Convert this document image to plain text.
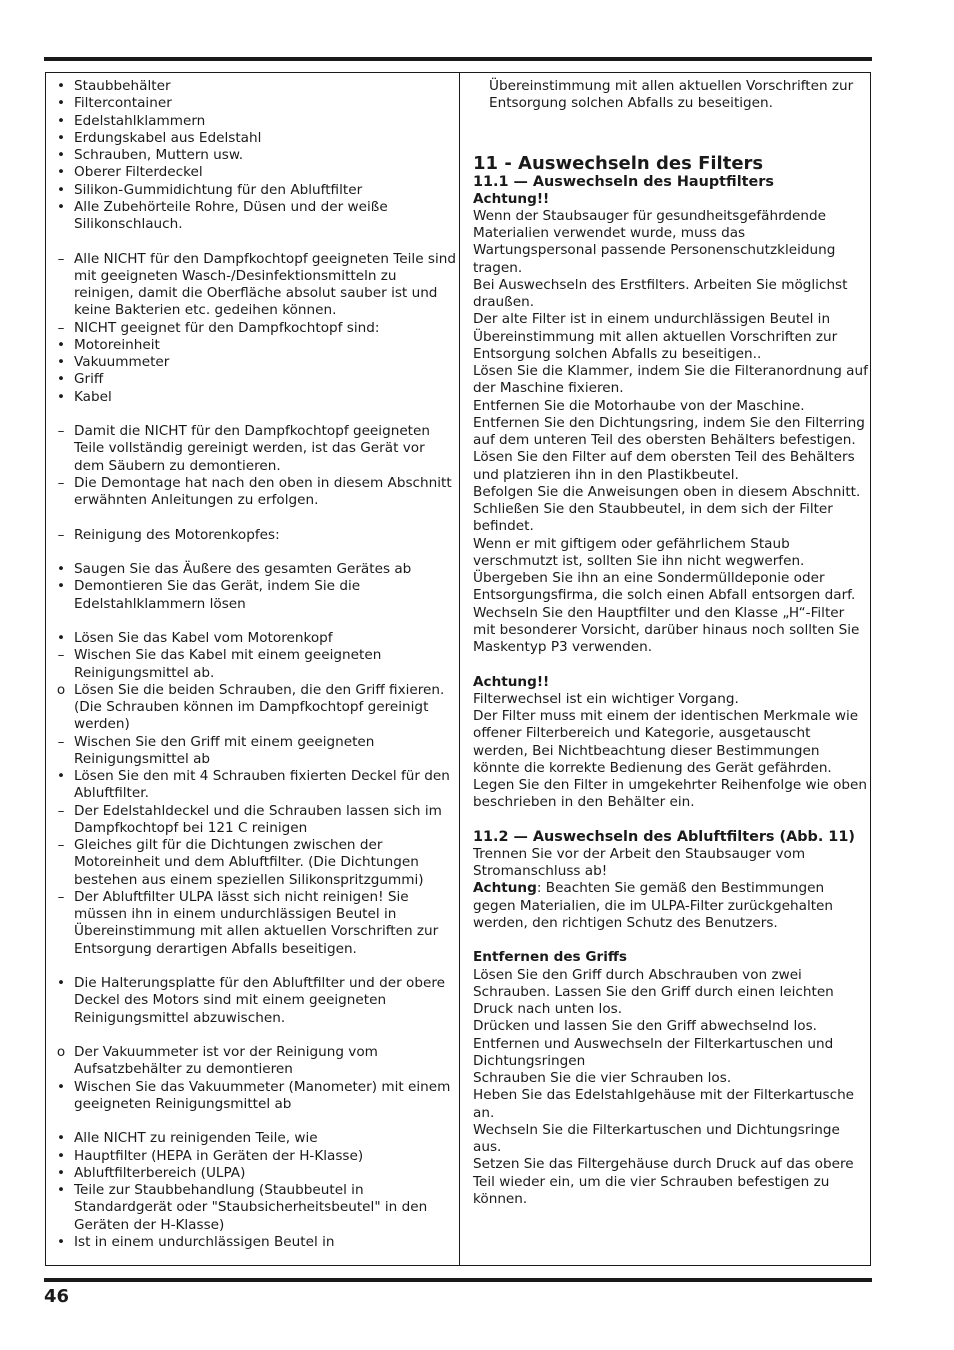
• Staubbehälter
• Filtercontainer
• Edelstahlklammern
• Erdungskabel aus Edelstahl
• Schrauben, Muttern usw.
• Oberer Filterdeckel
• Silikon-Gummidichtung für den Abluftfilter
• Alle Zubehörteile Rohre, Düsen und der weiße Silikonschlauch.
– Alle NICHT für den Dampfkochtopf geeigneten Teile sind mit geeigneten Wasch-/Desinfektionsmitteln zu reinigen, damit die Oberfläche absolut sauber ist und keine Bakterien etc. gedeihen können.
– NICHT geeignet für den Dampfkochtopf sind:
• Motoreinheit
• Vakuummeter
• Griff
• Kabel
– Damit die NICHT für den Dampfkochtopf geeigneten Teile vollständig gereinigt werden, ist das Gerät vor dem Säubern zu demontieren.
– Die Demontage hat nach den oben in diesem Abschnitt erwähnten Anleitungen zu erfolgen.
– Reinigung des Motorenkopfes:
• Saugen Sie das Äußere des gesamten Gerätes ab
• Demontieren Sie das Gerät, indem Sie die Edelstahlklammern lösen
• Lösen Sie das Kabel vom Motorenkopf
– Wischen Sie das Kabel mit einem geeigneten Reinigungsmittel ab.
o Lösen Sie die beiden Schrauben, die den Griff fixieren. (Die Schrauben können im Dampfkochtopf gereinigt werden)
– Wischen Sie den Griff mit einem geeigneten Reinigungsmittel ab
• Lösen Sie den mit 4 Schrauben fixierten Deckel für den Abluftfilter.
– Der Edelstahldeckel und die Schrauben lassen sich im Dampfkochtopf bei 121 C reinigen
– Gleiches gilt für die Dichtungen zwischen der Motoreinheit und dem Abluftfilter. (Die Dichtungen bestehen aus einem speziellen Silikonspritzgummi)
– Der Abluftfilter ULPA lässt sich nicht reinigen! Sie müssen ihn in einem undurchlässigen Beutel in Übereinstimmung mit allen aktuellen Vorschriften zur Entsorgung derartigen Abfalls beseitigen.
• Die Halterungsplatte für den Abluftfilter und der obere Deckel des Motors sind mit einem geeigneten Reinigungsmittel abzuwischen.
o Der Vakuummeter ist vor der Reinigung vom Aufsatzbehälter zu demontieren
• Wischen Sie das Vakuummeter (Manometer) mit einem geeigneten Reinigungsmittel ab
• Alle NICHT zu reinigenden Teile, wie
• Hauptfilter (HEPA in Geräten der H-Klasse)
• Abluftfilterbereich (ULPA)
• Teile zur Staubbehandlung (Staubbeutel in Standardgerät oder "Staubsicherheitsbeutel" in den Geräten der H-Klasse)
• Ist in einem undurchlässigen Beutel in
Übereinstimmung mit allen aktuellen Vorschriften zur Entsorgung solchen Abfalls zu beseitigen.
11 - Auswechseln des Filters
11.1 — Auswechseln des Hauptfilters
Achtung!!
Wenn der Staubsauger für gesundheitsgefährdende Materialien verwendet wurde, muss das Wartungspersonal passende Personenschutzkleidung tragen.
Bei Auswechseln des Erstfilters. Arbeiten Sie möglichst draußen.
Der alte Filter ist in einem undurchlässigen Beutel in Übereinstimmung mit allen aktuellen Vorschriften zur Entsorgung solchen Abfalls zu beseitigen..
Lösen Sie die Klammer, indem Sie die Filteranordnung auf der Maschine fixieren.
Entfernen Sie die Motorhaube von der Maschine.
Entfernen Sie den Dichtungsring, indem Sie den Filterring auf dem unteren Teil des obersten Behälters befestigen.
Lösen Sie den Filter auf dem obersten Teil des Behälters und platzieren ihn in den Plastikbeutel.
Befolgen Sie die Anweisungen oben in diesem Abschnitt.
Schließen Sie den Staubbeutel, in dem sich der Filter befindet.
Wenn er mit giftigem oder gefährlichem Staub verschmutzt ist, sollten Sie ihn nicht wegwerfen. Übergeben Sie ihn an eine Sondermülldeponie oder Entsorgungsfirma, die solch einen Abfall entsorgen darf.
Wechseln Sie den Hauptfilter und den Klasse „H“-Filter mit besonderer Vorsicht, darüber hinaus noch sollten Sie Maskentyp P3 verwenden.
Achtung!!
Filterwechsel ist ein wichtiger Vorgang.
Der Filter muss mit einem der identischen Merkmale wie offener Filterbereich und Kategorie, ausgetauscht werden, Bei Nichtbeachtung dieser Bestimmungen könnte die korrekte Bedienung des Gerät gefährden. Legen Sie den Filter in umgekehrter Reihenfolge wie oben beschrieben in den Behälter ein.
11.2 — Auswechseln des Abluftfilters (Abb. 11)
Trennen Sie vor der Arbeit den Staubsauger vom Stromanschluss ab!
Achtung: Beachten Sie gemäß den Bestimmungen gegen Materialien, die im ULPA-Filter zurückgehalten werden, den richtigen Schutz des Benutzers.
Entfernen des Griffs
Lösen Sie den Griff durch Abschrauben von zwei Schrauben. Lassen Sie den Griff durch einen leichten Druck nach unten los.
Drücken und lassen Sie den Griff abwechselnd los.
Entfernen und Auswechseln der Filterkartuschen und Dichtungsringen
Schrauben Sie die vier Schrauben los.
Heben Sie das Edelstahlgehäuse mit der Filterkartusche an.
Wechseln Sie die Filterkartuschen und Dichtungsringe aus.
Setzen Sie das Filtergehäuse durch Druck auf das obere Teil wieder ein, um die vier Schrauben befestigen zu können.
46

|---|

Print all of the entries word for word. Skip any images they contain.

▶ Finished exercise
Convert this document image to plain text.
• Staubbehälter
• Filtercontainer
• Edelstahlklammern
• Erdungskabel aus Edelstahl
• Schrauben, Muttern usw.
• Oberer Filterdeckel
• Silikon-Gummidichtung für den Abluftfilter
• Alle Zubehörteile Rohre, Düsen und der weiße Silikonschlauch.
– Alle NICHT für den Dampfkochtopf geeigneten Teile sind mit geeigneten Wasch-/Desinfektionsmitteln zu reinigen, damit die Oberfläche absolut sauber ist und keine Bakterien etc. gedeihen können.
– NICHT geeignet für den Dampfkochtopf sind:
• Motoreinheit
• Vakuummeter
• Griff
• Kabel
– Damit die NICHT für den Dampfkochtopf geeigneten Teile vollständig gereinigt werden, ist das Gerät vor dem Säubern zu demontieren.
– Die Demontage hat nach den oben in diesem Abschnitt erwähnten Anleitungen zu erfolgen.
– Reinigung des Motorenkopfes:
• Saugen Sie das Äußere des gesamten Gerätes ab
• Demontieren Sie das Gerät, indem Sie die Edelstahlklammern lösen
• Lösen Sie das Kabel vom Motorenkopf
– Wischen Sie das Kabel mit einem geeigneten Reinigungsmittel ab.
o Lösen Sie die beiden Schrauben, die den Griff fixieren. (Die Schrauben können im Dampfkochtopf gereinigt werden)
– Wischen Sie den Griff mit einem geeigneten Reinigungsmittel ab
• Lösen Sie den mit 4 Schrauben fixierten Deckel für den Abluftfilter.
– Der Edelstahldeckel und die Schrauben lassen sich im Dampfkochtopf bei 121 C reinigen
– Gleiches gilt für die Dichtungen zwischen der Motoreinheit und dem Abluftfilter. (Die Dichtungen bestehen aus einem speziellen Silikonspritzgummi)
– Der Abluftfilter ULPA lässt sich nicht reinigen! Sie müssen ihn in einem undurchlässigen Beutel in Übereinstimmung mit allen aktuellen Vorschriften zur Entsorgung derartigen Abfalls beseitigen.
• Die Halterungsplatte für den Abluftfilter und der obere Deckel des Motors sind mit einem geeigneten Reinigungsmittel abzuwischen.
o Der Vakuummeter ist vor der Reinigung vom Aufsatzbehälter zu demontieren
• Wischen Sie das Vakuummeter (Manometer) mit einem geeigneten Reinigungsmittel ab
• Alle NICHT zu reinigenden Teile, wie
• Hauptfilter (HEPA in Geräten der H-Klasse)
• Abluftfilterbereich (ULPA)
• Teile zur Staubbehandlung (Staubbeutel in Standardgerät oder "Staubsicherheitsbeutel" in den Geräten der H-Klasse)
• Ist in einem undurchlässigen Beutel in
Übereinstimmung mit allen aktuellen Vorschriften zur Entsorgung solchen Abfalls zu beseitigen.
11 - Auswechseln des Filters
11.1 — Auswechseln des Hauptfilters
Achtung!!
Wenn der Staubsauger für gesundheitsgefährdende Materialien verwendet wurde, muss das Wartungspersonal passende Personenschutzkleidung tragen.
Bei Auswechseln des Erstfilters. Arbeiten Sie möglichst draußen.
Der alte Filter ist in einem undurchlässigen Beutel in Übereinstimmung mit allen aktuellen Vorschriften zur Entsorgung solchen Abfalls zu beseitigen..
Lösen Sie die Klammer, indem Sie die Filteranordnung auf der Maschine fixieren.
Entfernen Sie die Motorhaube von der Maschine.
Entfernen Sie den Dichtungsring, indem Sie den Filterring auf dem unteren Teil des obersten Behälters befestigen.
Lösen Sie den Filter auf dem obersten Teil des Behälters und platzieren ihn in den Plastikbeutel.
Befolgen Sie die Anweisungen oben in diesem Abschnitt.
Schließen Sie den Staubbeutel, in dem sich der Filter befindet.
Wenn er mit giftigem oder gefährlichem Staub verschmutzt ist, sollten Sie ihn nicht wegwerfen. Übergeben Sie ihn an eine Sondermülldeponie oder Entsorgungsfirma, die solch einen Abfall entsorgen darf.
Wechseln Sie den Hauptfilter und den Klasse „H“-Filter mit besonderer Vorsicht, darüber hinaus noch sollten Sie Maskentyp P3 verwenden.
Achtung!!
Filterwechsel ist ein wichtiger Vorgang.
Der Filter muss mit einem der identischen Merkmale wie offener Filterbereich und Kategorie, ausgetauscht werden, Bei Nichtbeachtung dieser Bestimmungen könnte die korrekte Bedienung des Gerät gefährden. Legen Sie den Filter in umgekehrter Reihenfolge wie oben beschrieben in den Behälter ein.
11.2 — Auswechseln des Abluftfilters (Abb. 11)
Trennen Sie vor der Arbeit den Staubsauger vom Stromanschluss ab!
Achtung: Beachten Sie gemäß den Bestimmungen gegen Materialien, die im ULPA-Filter zurückgehalten werden, den richtigen Schutz des Benutzers.
Entfernen des Griffs
Lösen Sie den Griff durch Abschrauben von zwei Schrauben. Lassen Sie den Griff durch einen leichten Druck nach unten los.
Drücken und lassen Sie den Griff abwechselnd los.
Entfernen und Auswechseln der Filterkartuschen und Dichtungsringen
Schrauben Sie die vier Schrauben los.
Heben Sie das Edelstahlgehäuse mit der Filterkartusche an.
Wechseln Sie die Filterkartuschen und Dichtungsringe aus.
Setzen Sie das Filtergehäuse durch Druck auf das obere Teil wieder ein, um die vier Schrauben befestigen zu können.
46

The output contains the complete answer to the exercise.